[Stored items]
--

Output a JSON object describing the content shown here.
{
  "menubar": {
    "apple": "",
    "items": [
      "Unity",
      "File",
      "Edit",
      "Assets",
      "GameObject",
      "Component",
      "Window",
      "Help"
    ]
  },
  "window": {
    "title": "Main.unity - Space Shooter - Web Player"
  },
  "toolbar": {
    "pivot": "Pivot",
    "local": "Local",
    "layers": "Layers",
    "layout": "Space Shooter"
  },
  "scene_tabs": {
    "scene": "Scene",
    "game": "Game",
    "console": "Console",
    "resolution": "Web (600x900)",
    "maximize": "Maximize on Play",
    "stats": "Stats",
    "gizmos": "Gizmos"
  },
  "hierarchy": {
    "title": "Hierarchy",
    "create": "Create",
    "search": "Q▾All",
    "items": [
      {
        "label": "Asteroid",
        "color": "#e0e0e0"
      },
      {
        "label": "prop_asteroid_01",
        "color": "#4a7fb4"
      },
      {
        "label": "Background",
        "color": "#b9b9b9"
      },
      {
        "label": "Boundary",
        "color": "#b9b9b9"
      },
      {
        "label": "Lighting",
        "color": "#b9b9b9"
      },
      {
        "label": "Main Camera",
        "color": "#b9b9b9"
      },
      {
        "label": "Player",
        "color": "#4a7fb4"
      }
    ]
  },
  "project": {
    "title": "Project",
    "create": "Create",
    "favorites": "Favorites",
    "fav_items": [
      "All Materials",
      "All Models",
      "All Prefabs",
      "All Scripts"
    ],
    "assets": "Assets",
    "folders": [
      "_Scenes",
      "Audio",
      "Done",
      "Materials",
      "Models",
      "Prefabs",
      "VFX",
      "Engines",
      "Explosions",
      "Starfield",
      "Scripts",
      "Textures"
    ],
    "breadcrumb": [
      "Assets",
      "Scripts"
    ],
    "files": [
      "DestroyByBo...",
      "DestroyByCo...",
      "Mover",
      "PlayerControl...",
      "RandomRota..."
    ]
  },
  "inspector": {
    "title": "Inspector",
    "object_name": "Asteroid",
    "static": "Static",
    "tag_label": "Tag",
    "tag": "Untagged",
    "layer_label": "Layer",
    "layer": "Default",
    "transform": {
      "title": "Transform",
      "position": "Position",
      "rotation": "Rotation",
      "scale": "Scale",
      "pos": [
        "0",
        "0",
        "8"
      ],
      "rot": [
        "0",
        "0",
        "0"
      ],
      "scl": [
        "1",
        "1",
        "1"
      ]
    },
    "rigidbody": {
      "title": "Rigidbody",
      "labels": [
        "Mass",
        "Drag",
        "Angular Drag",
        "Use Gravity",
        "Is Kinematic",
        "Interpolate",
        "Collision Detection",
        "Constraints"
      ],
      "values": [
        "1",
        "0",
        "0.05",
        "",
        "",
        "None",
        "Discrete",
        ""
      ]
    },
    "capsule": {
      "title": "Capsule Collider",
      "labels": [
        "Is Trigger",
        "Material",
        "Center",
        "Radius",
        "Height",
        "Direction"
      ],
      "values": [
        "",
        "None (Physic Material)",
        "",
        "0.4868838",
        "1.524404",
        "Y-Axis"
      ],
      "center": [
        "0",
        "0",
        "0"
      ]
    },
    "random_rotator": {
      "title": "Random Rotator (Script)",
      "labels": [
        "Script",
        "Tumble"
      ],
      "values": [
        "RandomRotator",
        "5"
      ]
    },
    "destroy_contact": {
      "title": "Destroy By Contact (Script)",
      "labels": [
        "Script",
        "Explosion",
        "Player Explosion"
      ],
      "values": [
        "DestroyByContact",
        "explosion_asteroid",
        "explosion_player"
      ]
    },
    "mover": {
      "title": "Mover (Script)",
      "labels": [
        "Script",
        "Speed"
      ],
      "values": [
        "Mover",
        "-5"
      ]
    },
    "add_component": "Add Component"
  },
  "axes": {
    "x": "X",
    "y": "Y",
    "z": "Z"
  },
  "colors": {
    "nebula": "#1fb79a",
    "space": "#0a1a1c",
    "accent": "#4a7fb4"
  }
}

--

Exactly as they are written, print the entries again.

#### [Full answer]
Output a JSON object describing the content shown here.
{
  "menubar": {
    "apple": "",
    "items": [
      "Unity",
      "File",
      "Edit",
      "Assets",
      "GameObject",
      "Component",
      "Window",
      "Help"
    ]
  },
  "window": {
    "title": "Main.unity - Space Shooter - Web Player"
  },
  "toolbar": {
    "pivot": "Pivot",
    "local": "Local",
    "layers": "Layers",
    "layout": "Space Shooter"
  },
  "scene_tabs": {
    "scene": "Scene",
    "game": "Game",
    "console": "Console",
    "resolution": "Web (600x900)",
    "maximize": "Maximize on Play",
    "stats": "Stats",
    "gizmos": "Gizmos"
  },
  "hierarchy": {
    "title": "Hierarchy",
    "create": "Create",
    "search": "Q▾All",
    "items": [
      {
        "label": "Asteroid",
        "color": "#e0e0e0"
      },
      {
        "label": "prop_asteroid_01",
        "color": "#4a7fb4"
      },
      {
        "label": "Background",
        "color": "#b9b9b9"
      },
      {
        "label": "Boundary",
        "color": "#b9b9b9"
      },
      {
        "label": "Lighting",
        "color": "#b9b9b9"
      },
      {
        "label": "Main Camera",
        "color": "#b9b9b9"
      },
      {
        "label": "Player",
        "color": "#4a7fb4"
      }
    ]
  },
  "project": {
    "title": "Project",
    "create": "Create",
    "favorites": "Favorites",
    "fav_items": [
      "All Materials",
      "All Models",
      "All Prefabs",
      "All Scripts"
    ],
    "assets": "Assets",
    "folders": [
      "_Scenes",
      "Audio",
      "Done",
      "Materials",
      "Models",
      "Prefabs",
      "VFX",
      "Engines",
      "Explosions",
      "Starfield",
      "Scripts",
      "Textures"
    ],
    "breadcrumb": [
      "Assets",
      "Scripts"
    ],
    "files": [
      "DestroyByBo...",
      "DestroyByCo...",
      "Mover",
      "PlayerControl...",
      "RandomRota..."
    ]
  },
  "inspector": {
    "title": "Inspector",
    "object_name": "Asteroid",
    "static": "Static",
    "tag_label": "Tag",
    "tag": "Untagged",
    "layer_label": "Layer",
    "layer": "Default",
    "transform": {
      "title": "Transform",
      "position": "Position",
      "rotation": "Rotation",
      "scale": "Scale",
      "pos": [
        "0",
        "0",
        "8"
      ],
      "rot": [
        "0",
        "0",
        "0"
      ],
      "scl": [
        "1",
        "1",
        "1"
      ]
    },
    "rigidbody": {
      "title": "Rigidbody",
      "labels": [
        "Mass",
        "Drag",
        "Angular Drag",
        "Use Gravity",
        "Is Kinematic",
        "Interpolate",
        "Collision Detection",
        "Constraints"
      ],
      "values": [
        "1",
        "0",
        "0.05",
        "",
        "",
        "None",
        "Discrete",
        ""
      ]
    },
    "capsule": {
      "title": "Capsule Collider",
      "labels": [
        "Is Trigger",
        "Material",
        "Center",
        "Radius",
        "Height",
        "Direction"
      ],
      "values": [
        "",
        "None (Physic Material)",
        "",
        "0.4868838",
        "1.524404",
        "Y-Axis"
      ],
      "center": [
        "0",
        "0",
        "0"
      ]
    },
    "random_rotator": {
      "title": "Random Rotator (Script)",
      "labels": [
        "Script",
        "Tumble"
      ],
      "values": [
        "RandomRotator",
        "5"
      ]
    },
    "destroy_contact": {
      "title": "Destroy By Contact (Script)",
      "labels": [
        "Script",
        "Explosion",
        "Player Explosion"
      ],
      "values": [
        "DestroyByContact",
        "explosion_asteroid",
        "explosion_player"
      ]
    },
    "mover": {
      "title": "Mover (Script)",
      "labels": [
        "Script",
        "Speed"
      ],
      "values": [
        "Mover",
        "-5"
      ]
    },
    "add_component": "Add Component"
  },
  "axes": {
    "x": "X",
    "y": "Y",
    "z": "Z"
  },
  "colors": {
    "nebula": "#1fb79a",
    "space": "#0a1a1c",
    "accent": "#4a7fb4"
  }
}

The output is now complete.